— begin Provided data —

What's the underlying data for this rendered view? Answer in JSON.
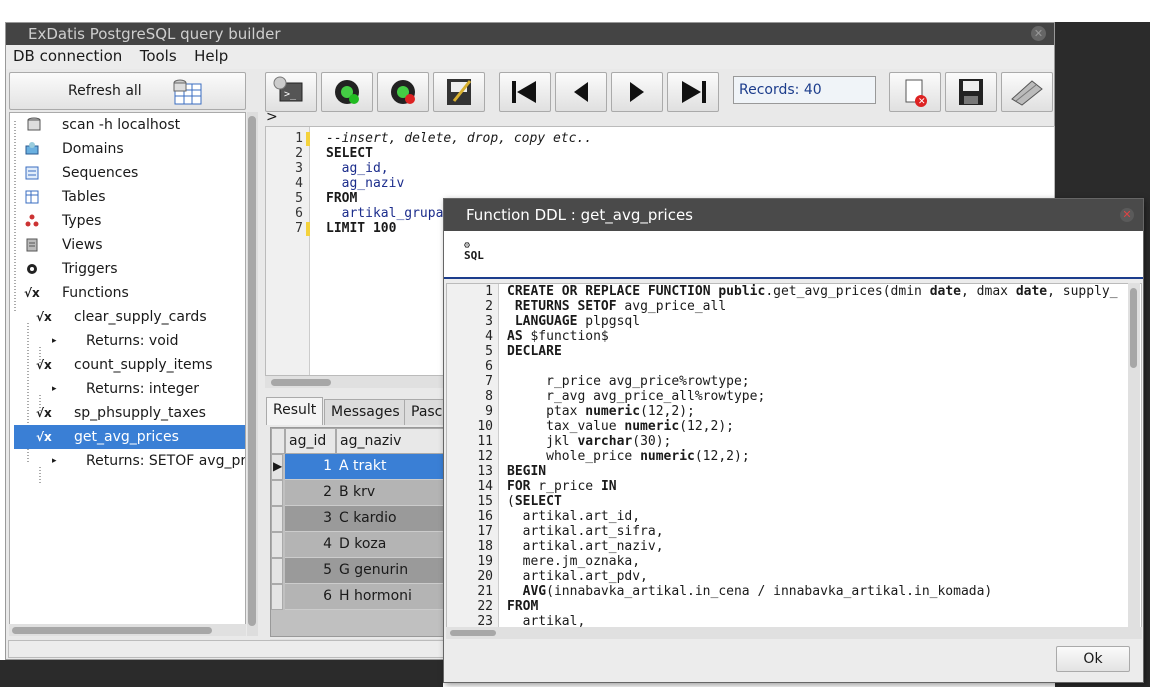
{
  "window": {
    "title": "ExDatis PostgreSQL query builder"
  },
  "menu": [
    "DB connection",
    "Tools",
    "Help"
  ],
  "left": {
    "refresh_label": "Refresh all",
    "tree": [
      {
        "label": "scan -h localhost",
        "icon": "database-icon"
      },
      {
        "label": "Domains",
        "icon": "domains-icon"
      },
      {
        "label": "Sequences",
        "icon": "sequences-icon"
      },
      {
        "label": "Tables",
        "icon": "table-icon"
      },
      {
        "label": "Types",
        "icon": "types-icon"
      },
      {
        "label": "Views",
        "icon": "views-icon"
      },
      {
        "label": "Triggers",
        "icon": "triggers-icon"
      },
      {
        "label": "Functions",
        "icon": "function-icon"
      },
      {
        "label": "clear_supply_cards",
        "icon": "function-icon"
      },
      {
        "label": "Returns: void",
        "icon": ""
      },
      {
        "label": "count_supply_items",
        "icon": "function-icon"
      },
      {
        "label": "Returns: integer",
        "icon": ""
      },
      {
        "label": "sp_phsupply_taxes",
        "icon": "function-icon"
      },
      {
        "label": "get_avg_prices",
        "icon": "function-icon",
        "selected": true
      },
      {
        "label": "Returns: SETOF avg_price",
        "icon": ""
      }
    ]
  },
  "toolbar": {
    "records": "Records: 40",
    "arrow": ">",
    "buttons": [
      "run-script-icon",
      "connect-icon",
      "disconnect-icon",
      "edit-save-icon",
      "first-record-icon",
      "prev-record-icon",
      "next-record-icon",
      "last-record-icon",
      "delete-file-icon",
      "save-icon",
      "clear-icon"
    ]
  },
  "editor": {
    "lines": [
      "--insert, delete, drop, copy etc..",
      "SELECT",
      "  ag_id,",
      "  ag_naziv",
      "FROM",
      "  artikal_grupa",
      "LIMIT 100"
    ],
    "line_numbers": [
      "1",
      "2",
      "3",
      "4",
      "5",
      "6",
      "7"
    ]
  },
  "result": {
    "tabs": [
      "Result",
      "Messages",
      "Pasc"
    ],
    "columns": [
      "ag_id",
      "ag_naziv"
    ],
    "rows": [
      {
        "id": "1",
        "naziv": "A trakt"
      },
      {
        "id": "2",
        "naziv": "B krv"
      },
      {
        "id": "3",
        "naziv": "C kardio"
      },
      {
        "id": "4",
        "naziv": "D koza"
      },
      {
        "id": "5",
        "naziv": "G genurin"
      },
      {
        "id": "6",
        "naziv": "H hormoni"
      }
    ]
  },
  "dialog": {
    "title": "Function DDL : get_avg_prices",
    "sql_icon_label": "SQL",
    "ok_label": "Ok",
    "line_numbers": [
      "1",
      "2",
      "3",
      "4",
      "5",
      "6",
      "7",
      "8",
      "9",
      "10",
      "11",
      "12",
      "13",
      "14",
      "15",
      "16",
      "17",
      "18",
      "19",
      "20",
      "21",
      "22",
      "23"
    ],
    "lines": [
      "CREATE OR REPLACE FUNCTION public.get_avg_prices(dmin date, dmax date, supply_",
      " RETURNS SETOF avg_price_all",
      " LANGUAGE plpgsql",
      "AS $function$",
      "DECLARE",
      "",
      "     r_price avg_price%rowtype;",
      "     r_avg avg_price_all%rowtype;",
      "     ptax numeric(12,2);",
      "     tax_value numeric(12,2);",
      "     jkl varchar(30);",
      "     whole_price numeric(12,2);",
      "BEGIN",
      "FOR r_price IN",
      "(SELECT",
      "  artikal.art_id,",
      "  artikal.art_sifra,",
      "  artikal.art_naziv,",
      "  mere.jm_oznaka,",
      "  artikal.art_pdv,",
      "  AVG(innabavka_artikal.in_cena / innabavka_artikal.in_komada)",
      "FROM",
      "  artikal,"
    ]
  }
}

— end Provided data —

* [Task objective]
List each line of the entries that holds the string "delete".

* [Exercise result]
      "delete-file-icon",
      "--insert, delete, drop, copy etc..",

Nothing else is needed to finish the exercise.